++++ GIVEN RECORDS
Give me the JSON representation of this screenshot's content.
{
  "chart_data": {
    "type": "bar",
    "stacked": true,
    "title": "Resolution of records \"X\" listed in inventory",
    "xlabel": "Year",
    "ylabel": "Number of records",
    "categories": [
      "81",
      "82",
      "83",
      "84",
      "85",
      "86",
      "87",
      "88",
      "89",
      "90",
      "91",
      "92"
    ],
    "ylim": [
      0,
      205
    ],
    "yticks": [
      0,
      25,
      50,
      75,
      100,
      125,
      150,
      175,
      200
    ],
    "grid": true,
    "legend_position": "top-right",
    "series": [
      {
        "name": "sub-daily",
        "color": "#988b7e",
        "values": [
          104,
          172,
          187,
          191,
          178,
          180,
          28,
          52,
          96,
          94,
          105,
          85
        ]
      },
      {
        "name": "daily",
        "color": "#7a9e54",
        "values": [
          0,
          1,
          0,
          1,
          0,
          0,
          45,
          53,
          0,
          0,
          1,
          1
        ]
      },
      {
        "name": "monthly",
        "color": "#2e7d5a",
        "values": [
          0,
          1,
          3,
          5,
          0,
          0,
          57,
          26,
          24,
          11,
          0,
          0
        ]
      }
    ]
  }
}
++++++++
→ **GIVEN REQUEST**
Reproduce the complete set of lines precisely as supplied.

→ **REPLY**
Give me the JSON representation of this screenshot's content.
{
  "chart_data": {
    "type": "bar",
    "stacked": true,
    "title": "Resolution of records \"X\" listed in inventory",
    "xlabel": "Year",
    "ylabel": "Number of records",
    "categories": [
      "81",
      "82",
      "83",
      "84",
      "85",
      "86",
      "87",
      "88",
      "89",
      "90",
      "91",
      "92"
    ],
    "ylim": [
      0,
      205
    ],
    "yticks": [
      0,
      25,
      50,
      75,
      100,
      125,
      150,
      175,
      200
    ],
    "grid": true,
    "legend_position": "top-right",
    "series": [
      {
        "name": "sub-daily",
        "color": "#988b7e",
        "values": [
          104,
          172,
          187,
          191,
          178,
          180,
          28,
          52,
          96,
          94,
          105,
          85
        ]
      },
      {
        "name": "daily",
        "color": "#7a9e54",
        "values": [
          0,
          1,
          0,
          1,
          0,
          0,
          45,
          53,
          0,
          0,
          1,
          1
        ]
      },
      {
        "name": "monthly",
        "color": "#2e7d5a",
        "values": [
          0,
          1,
          3,
          5,
          0,
          0,
          57,
          26,
          24,
          11,
          0,
          0
        ]
      }
    ]
  }
}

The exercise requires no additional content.